Dataset listings of figures:
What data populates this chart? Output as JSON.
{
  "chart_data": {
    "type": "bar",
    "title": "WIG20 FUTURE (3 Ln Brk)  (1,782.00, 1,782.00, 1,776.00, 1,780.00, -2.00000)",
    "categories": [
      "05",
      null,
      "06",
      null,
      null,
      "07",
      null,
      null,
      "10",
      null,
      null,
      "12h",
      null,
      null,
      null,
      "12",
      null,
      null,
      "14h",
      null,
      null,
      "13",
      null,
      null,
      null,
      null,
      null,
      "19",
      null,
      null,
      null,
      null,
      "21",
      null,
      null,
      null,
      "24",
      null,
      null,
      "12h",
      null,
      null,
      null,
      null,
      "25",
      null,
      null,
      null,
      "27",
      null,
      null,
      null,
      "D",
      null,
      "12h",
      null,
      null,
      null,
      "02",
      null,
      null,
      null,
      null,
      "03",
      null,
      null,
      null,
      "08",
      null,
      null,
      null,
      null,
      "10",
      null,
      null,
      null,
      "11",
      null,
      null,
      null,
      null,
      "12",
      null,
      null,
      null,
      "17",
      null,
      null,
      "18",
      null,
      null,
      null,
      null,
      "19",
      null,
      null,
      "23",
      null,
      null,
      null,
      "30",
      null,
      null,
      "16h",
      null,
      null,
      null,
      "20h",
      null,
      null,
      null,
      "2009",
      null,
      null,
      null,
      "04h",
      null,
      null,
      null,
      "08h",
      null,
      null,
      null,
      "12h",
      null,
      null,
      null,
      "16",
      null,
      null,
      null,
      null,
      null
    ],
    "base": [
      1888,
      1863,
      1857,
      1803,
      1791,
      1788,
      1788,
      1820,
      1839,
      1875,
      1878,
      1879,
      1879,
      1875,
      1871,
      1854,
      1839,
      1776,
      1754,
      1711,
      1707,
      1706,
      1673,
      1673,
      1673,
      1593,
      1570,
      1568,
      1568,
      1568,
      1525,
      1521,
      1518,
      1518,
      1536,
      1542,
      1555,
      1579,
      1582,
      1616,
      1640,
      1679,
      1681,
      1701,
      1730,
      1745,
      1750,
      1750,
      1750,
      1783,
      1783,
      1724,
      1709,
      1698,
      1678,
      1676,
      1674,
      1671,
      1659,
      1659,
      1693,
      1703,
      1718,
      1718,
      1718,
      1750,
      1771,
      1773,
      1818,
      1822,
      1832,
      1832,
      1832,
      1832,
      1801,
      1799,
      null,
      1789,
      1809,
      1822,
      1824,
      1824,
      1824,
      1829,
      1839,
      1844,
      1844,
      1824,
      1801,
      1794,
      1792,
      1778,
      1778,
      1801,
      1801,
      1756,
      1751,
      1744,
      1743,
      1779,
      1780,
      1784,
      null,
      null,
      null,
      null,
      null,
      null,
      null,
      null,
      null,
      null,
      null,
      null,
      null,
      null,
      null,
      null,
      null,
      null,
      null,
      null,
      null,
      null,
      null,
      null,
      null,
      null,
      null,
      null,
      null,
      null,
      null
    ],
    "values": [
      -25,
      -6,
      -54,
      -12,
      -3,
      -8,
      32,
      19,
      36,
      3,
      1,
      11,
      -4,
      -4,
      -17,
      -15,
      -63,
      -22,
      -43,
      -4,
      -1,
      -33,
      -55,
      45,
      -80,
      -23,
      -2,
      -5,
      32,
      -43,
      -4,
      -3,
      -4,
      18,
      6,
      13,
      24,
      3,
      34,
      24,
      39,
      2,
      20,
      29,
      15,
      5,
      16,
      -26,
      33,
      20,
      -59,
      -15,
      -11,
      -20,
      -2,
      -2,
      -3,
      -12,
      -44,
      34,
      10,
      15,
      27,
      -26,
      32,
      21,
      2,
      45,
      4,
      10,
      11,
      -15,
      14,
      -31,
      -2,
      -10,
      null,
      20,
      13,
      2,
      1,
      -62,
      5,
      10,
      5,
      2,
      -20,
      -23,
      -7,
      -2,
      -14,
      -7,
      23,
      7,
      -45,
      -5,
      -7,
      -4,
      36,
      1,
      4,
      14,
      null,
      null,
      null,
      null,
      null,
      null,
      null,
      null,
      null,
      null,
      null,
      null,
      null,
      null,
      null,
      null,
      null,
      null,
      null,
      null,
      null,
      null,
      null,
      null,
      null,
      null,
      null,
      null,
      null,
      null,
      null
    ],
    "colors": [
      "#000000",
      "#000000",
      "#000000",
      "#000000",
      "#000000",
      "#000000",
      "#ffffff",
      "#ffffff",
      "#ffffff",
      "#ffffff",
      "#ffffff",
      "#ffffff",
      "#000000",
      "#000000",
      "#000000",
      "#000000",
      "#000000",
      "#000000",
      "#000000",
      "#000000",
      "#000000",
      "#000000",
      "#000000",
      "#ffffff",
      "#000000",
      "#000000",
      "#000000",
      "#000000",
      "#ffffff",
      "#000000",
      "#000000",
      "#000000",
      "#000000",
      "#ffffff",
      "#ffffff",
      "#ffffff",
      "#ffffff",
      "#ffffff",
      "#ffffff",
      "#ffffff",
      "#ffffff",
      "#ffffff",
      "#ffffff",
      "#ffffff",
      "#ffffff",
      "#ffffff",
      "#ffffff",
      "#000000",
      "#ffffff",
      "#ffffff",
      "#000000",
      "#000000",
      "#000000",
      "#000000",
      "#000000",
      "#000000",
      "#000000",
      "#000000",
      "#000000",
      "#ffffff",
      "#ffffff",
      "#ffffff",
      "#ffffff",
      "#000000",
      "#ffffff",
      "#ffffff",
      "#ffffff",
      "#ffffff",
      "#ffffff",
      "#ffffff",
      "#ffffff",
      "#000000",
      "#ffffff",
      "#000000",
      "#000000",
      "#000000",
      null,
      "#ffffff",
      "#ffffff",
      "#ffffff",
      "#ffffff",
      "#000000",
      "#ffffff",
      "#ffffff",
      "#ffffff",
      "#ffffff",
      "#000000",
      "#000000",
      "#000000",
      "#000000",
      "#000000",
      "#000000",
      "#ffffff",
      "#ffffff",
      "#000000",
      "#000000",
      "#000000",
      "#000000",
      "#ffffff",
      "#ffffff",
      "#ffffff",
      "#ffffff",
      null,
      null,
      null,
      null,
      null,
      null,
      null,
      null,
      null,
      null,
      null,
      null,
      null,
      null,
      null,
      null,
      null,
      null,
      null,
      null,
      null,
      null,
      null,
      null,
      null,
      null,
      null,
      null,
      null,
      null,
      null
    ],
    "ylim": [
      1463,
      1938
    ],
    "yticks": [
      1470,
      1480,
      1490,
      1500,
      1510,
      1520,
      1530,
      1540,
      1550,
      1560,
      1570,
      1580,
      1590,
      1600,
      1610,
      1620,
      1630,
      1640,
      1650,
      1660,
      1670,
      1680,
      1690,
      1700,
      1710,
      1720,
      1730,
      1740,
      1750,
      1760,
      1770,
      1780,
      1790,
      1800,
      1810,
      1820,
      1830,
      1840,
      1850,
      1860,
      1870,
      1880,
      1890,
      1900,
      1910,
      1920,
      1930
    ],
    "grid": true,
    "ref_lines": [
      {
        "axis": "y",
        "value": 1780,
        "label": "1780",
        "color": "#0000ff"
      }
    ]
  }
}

* [DIRECTIONS FOR THIS TASK] Output all preceding records character for character.

* [CORRECT ANSWER]
What data populates this chart? Output as JSON.
{
  "chart_data": {
    "type": "bar",
    "title": "WIG20 FUTURE (3 Ln Brk)  (1,782.00, 1,782.00, 1,776.00, 1,780.00, -2.00000)",
    "categories": [
      "05",
      null,
      "06",
      null,
      null,
      "07",
      null,
      null,
      "10",
      null,
      null,
      "12h",
      null,
      null,
      null,
      "12",
      null,
      null,
      "14h",
      null,
      null,
      "13",
      null,
      null,
      null,
      null,
      null,
      "19",
      null,
      null,
      null,
      null,
      "21",
      null,
      null,
      null,
      "24",
      null,
      null,
      "12h",
      null,
      null,
      null,
      null,
      "25",
      null,
      null,
      null,
      "27",
      null,
      null,
      null,
      "D",
      null,
      "12h",
      null,
      null,
      null,
      "02",
      null,
      null,
      null,
      null,
      "03",
      null,
      null,
      null,
      "08",
      null,
      null,
      null,
      null,
      "10",
      null,
      null,
      null,
      "11",
      null,
      null,
      null,
      null,
      "12",
      null,
      null,
      null,
      "17",
      null,
      null,
      "18",
      null,
      null,
      null,
      null,
      "19",
      null,
      null,
      "23",
      null,
      null,
      null,
      "30",
      null,
      null,
      "16h",
      null,
      null,
      null,
      "20h",
      null,
      null,
      null,
      "2009",
      null,
      null,
      null,
      "04h",
      null,
      null,
      null,
      "08h",
      null,
      null,
      null,
      "12h",
      null,
      null,
      null,
      "16",
      null,
      null,
      null,
      null,
      null
    ],
    "base": [
      1888,
      1863,
      1857,
      1803,
      1791,
      1788,
      1788,
      1820,
      1839,
      1875,
      1878,
      1879,
      1879,
      1875,
      1871,
      1854,
      1839,
      1776,
      1754,
      1711,
      1707,
      1706,
      1673,
      1673,
      1673,
      1593,
      1570,
      1568,
      1568,
      1568,
      1525,
      1521,
      1518,
      1518,
      1536,
      1542,
      1555,
      1579,
      1582,
      1616,
      1640,
      1679,
      1681,
      1701,
      1730,
      1745,
      1750,
      1750,
      1750,
      1783,
      1783,
      1724,
      1709,
      1698,
      1678,
      1676,
      1674,
      1671,
      1659,
      1659,
      1693,
      1703,
      1718,
      1718,
      1718,
      1750,
      1771,
      1773,
      1818,
      1822,
      1832,
      1832,
      1832,
      1832,
      1801,
      1799,
      null,
      1789,
      1809,
      1822,
      1824,
      1824,
      1824,
      1829,
      1839,
      1844,
      1844,
      1824,
      1801,
      1794,
      1792,
      1778,
      1778,
      1801,
      1801,
      1756,
      1751,
      1744,
      1743,
      1779,
      1780,
      1784,
      null,
      null,
      null,
      null,
      null,
      null,
      null,
      null,
      null,
      null,
      null,
      null,
      null,
      null,
      null,
      null,
      null,
      null,
      null,
      null,
      null,
      null,
      null,
      null,
      null,
      null,
      null,
      null,
      null,
      null,
      null
    ],
    "values": [
      -25,
      -6,
      -54,
      -12,
      -3,
      -8,
      32,
      19,
      36,
      3,
      1,
      11,
      -4,
      -4,
      -17,
      -15,
      -63,
      -22,
      -43,
      -4,
      -1,
      -33,
      -55,
      45,
      -80,
      -23,
      -2,
      -5,
      32,
      -43,
      -4,
      -3,
      -4,
      18,
      6,
      13,
      24,
      3,
      34,
      24,
      39,
      2,
      20,
      29,
      15,
      5,
      16,
      -26,
      33,
      20,
      -59,
      -15,
      -11,
      -20,
      -2,
      -2,
      -3,
      -12,
      -44,
      34,
      10,
      15,
      27,
      -26,
      32,
      21,
      2,
      45,
      4,
      10,
      11,
      -15,
      14,
      -31,
      -2,
      -10,
      null,
      20,
      13,
      2,
      1,
      -62,
      5,
      10,
      5,
      2,
      -20,
      -23,
      -7,
      -2,
      -14,
      -7,
      23,
      7,
      -45,
      -5,
      -7,
      -4,
      36,
      1,
      4,
      14,
      null,
      null,
      null,
      null,
      null,
      null,
      null,
      null,
      null,
      null,
      null,
      null,
      null,
      null,
      null,
      null,
      null,
      null,
      null,
      null,
      null,
      null,
      null,
      null,
      null,
      null,
      null,
      null,
      null,
      null,
      null
    ],
    "colors": [
      "#000000",
      "#000000",
      "#000000",
      "#000000",
      "#000000",
      "#000000",
      "#ffffff",
      "#ffffff",
      "#ffffff",
      "#ffffff",
      "#ffffff",
      "#ffffff",
      "#000000",
      "#000000",
      "#000000",
      "#000000",
      "#000000",
      "#000000",
      "#000000",
      "#000000",
      "#000000",
      "#000000",
      "#000000",
      "#ffffff",
      "#000000",
      "#000000",
      "#000000",
      "#000000",
      "#ffffff",
      "#000000",
      "#000000",
      "#000000",
      "#000000",
      "#ffffff",
      "#ffffff",
      "#ffffff",
      "#ffffff",
      "#ffffff",
      "#ffffff",
      "#ffffff",
      "#ffffff",
      "#ffffff",
      "#ffffff",
      "#ffffff",
      "#ffffff",
      "#ffffff",
      "#ffffff",
      "#000000",
      "#ffffff",
      "#ffffff",
      "#000000",
      "#000000",
      "#000000",
      "#000000",
      "#000000",
      "#000000",
      "#000000",
      "#000000",
      "#000000",
      "#ffffff",
      "#ffffff",
      "#ffffff",
      "#ffffff",
      "#000000",
      "#ffffff",
      "#ffffff",
      "#ffffff",
      "#ffffff",
      "#ffffff",
      "#ffffff",
      "#ffffff",
      "#000000",
      "#ffffff",
      "#000000",
      "#000000",
      "#000000",
      null,
      "#ffffff",
      "#ffffff",
      "#ffffff",
      "#ffffff",
      "#000000",
      "#ffffff",
      "#ffffff",
      "#ffffff",
      "#ffffff",
      "#000000",
      "#000000",
      "#000000",
      "#000000",
      "#000000",
      "#000000",
      "#ffffff",
      "#ffffff",
      "#000000",
      "#000000",
      "#000000",
      "#000000",
      "#ffffff",
      "#ffffff",
      "#ffffff",
      "#ffffff",
      null,
      null,
      null,
      null,
      null,
      null,
      null,
      null,
      null,
      null,
      null,
      null,
      null,
      null,
      null,
      null,
      null,
      null,
      null,
      null,
      null,
      null,
      null,
      null,
      null,
      null,
      null,
      null,
      null,
      null,
      null
    ],
    "ylim": [
      1463,
      1938
    ],
    "yticks": [
      1470,
      1480,
      1490,
      1500,
      1510,
      1520,
      1530,
      1540,
      1550,
      1560,
      1570,
      1580,
      1590,
      1600,
      1610,
      1620,
      1630,
      1640,
      1650,
      1660,
      1670,
      1680,
      1690,
      1700,
      1710,
      1720,
      1730,
      1740,
      1750,
      1760,
      1770,
      1780,
      1790,
      1800,
      1810,
      1820,
      1830,
      1840,
      1850,
      1860,
      1870,
      1880,
      1890,
      1900,
      1910,
      1920,
      1930
    ],
    "grid": true,
    "ref_lines": [
      {
        "axis": "y",
        "value": 1780,
        "label": "1780",
        "color": "#0000ff"
      }
    ]
  }
}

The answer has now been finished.